## Excerpted text
- - -

10. Drop Useless Columns
The column 'count' consisted entirely of the value '1' for every row in the data. Ain't nobody got time for that.
columns_to_drop = ["count"]
existing_cols_to_drop = [col for col in columns_to_drop if col in combined_df.columns]
if existing_cols_to_drop:
combined_df.drop(columns=existing_cols_to_drop, inplace=True)
print(f"Dropped columns: {existing_cols_to_drop}")
Dropped columns: ['count']
11. Create JSON Lookup File and Drop Descriptions
To reduce the download file size in Observable and start displaying data faster, this section creates a JSON lookup file with unique coded values and drops duplicative fields before generating the parquet file. The JSON file will be used to recreate data labels in Observable.
import json
# Define pairs of (Code Column, Description Column)

- - -

## Data extract
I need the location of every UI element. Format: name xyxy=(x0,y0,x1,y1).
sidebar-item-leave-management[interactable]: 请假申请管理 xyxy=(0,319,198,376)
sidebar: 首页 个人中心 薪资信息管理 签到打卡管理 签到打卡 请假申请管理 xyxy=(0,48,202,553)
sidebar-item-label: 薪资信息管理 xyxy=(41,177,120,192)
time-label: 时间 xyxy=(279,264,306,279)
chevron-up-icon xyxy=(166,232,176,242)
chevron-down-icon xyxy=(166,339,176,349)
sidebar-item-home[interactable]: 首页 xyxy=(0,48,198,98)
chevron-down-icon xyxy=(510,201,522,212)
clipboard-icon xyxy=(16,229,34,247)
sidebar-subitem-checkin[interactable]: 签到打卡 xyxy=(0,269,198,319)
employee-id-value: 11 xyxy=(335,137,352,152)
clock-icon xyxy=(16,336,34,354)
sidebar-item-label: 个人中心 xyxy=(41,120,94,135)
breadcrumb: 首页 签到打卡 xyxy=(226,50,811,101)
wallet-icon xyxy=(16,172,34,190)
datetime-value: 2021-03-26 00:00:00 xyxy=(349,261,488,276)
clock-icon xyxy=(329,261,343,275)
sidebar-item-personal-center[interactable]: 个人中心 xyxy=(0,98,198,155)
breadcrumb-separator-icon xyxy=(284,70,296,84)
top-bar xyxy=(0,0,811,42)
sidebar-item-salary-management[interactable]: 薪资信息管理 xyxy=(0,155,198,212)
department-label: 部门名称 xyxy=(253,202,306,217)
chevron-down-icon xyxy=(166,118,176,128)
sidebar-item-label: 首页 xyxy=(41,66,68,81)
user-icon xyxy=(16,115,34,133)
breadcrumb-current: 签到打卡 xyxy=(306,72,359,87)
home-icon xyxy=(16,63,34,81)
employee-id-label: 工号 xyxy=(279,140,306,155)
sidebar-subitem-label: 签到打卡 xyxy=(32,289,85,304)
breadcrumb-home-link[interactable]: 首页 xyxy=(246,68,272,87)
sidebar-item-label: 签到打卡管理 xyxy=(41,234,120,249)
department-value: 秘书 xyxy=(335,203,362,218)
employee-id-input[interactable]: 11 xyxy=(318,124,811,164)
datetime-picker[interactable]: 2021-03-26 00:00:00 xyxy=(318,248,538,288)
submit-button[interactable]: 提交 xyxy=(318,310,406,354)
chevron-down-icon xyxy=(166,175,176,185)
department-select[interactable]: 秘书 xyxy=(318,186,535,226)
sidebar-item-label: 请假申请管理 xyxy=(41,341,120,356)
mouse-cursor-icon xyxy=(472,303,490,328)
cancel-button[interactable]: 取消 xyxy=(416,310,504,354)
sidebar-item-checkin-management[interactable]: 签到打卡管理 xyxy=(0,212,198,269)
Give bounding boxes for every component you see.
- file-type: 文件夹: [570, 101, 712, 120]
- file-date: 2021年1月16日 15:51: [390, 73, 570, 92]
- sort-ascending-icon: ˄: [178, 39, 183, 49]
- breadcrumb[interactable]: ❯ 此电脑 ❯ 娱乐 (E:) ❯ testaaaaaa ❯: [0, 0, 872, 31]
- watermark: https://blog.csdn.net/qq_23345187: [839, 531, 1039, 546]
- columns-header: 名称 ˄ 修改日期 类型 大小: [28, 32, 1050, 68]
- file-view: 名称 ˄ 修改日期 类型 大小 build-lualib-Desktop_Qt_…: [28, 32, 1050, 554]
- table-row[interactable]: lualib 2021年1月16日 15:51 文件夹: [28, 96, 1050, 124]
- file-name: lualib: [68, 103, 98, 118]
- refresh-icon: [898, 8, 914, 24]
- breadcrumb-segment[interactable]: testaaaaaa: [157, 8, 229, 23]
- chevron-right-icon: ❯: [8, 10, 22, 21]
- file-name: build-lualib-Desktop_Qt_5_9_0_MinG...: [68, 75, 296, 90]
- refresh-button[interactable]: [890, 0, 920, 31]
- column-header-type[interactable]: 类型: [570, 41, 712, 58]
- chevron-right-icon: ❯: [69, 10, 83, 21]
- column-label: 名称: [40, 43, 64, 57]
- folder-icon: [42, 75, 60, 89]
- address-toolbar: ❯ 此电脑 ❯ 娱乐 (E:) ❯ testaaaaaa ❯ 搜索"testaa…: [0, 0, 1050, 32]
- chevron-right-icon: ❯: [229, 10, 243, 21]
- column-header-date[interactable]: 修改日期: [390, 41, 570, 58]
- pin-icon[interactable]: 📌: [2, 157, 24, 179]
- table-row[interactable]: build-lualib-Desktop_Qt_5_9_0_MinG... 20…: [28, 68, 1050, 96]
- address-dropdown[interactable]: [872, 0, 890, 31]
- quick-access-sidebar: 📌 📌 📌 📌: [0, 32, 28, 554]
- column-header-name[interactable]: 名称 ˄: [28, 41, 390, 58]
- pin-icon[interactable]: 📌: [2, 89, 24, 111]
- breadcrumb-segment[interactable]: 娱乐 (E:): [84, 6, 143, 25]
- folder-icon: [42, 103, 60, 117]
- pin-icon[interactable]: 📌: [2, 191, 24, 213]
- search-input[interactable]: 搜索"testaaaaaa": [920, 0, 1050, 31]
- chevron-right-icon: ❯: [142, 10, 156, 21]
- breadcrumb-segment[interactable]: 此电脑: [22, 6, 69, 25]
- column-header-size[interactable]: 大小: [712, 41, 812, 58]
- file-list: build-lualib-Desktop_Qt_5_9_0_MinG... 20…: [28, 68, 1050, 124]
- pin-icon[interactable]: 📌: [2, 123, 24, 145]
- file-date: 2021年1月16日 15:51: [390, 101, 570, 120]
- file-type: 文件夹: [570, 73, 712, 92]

- - -

## List of tasks
- a) Translate this sentence from the data-cleaning walkthrough into Spanish: "The JSON file will be used to recreate data labels in Observable."
- b) Carry the data-cleaning walkthrough on from its last line.
The records were taken from a separate source.

## Final results
- a) El archivo JSON se usará para recrear las etiquetas de datos en Observable.

- b)
lookup_pairs = [
("accession_category_code", "accession_category"),
("agency_code", "agency"),
("agency_subelement_code", "agency_subelement"),
("appointment_type_code", "appointment_type"),
("bargaining_unit_code", "bargaining_unit"),
("consolidated_statistical_area_code", "consolidated_statistical_area"),
("core_based_statistical_area_code", "core_based_statistical_area"),
("duty_station_country_code", "duty_station_country"),
("duty_station_county_code", "duty_station_county"),
("duty_station_state_code", "duty_station_state"),
("education_level_code", "education_level"),
("flsa_category_code", "flsa_category"),
("locality_pay_area_code", "locality_pay_area"),
("occupational_category_code", "occupational_category"),
("occupational_group_code", "occupational_group"),
("occupational_series_code", "occupational_series"),
("pay_basis_code", "pay_basis"),
("pay_plan_code", "pay_plan"),
("position_occupied_code", "position_occupied"),
("step_or_rate_type_code", "step_or_rate_type"),
("supervisory_status_code", "supervisory_status"),
("tenure_code", "tenure"),
("work_schedule_code", "work_schedule")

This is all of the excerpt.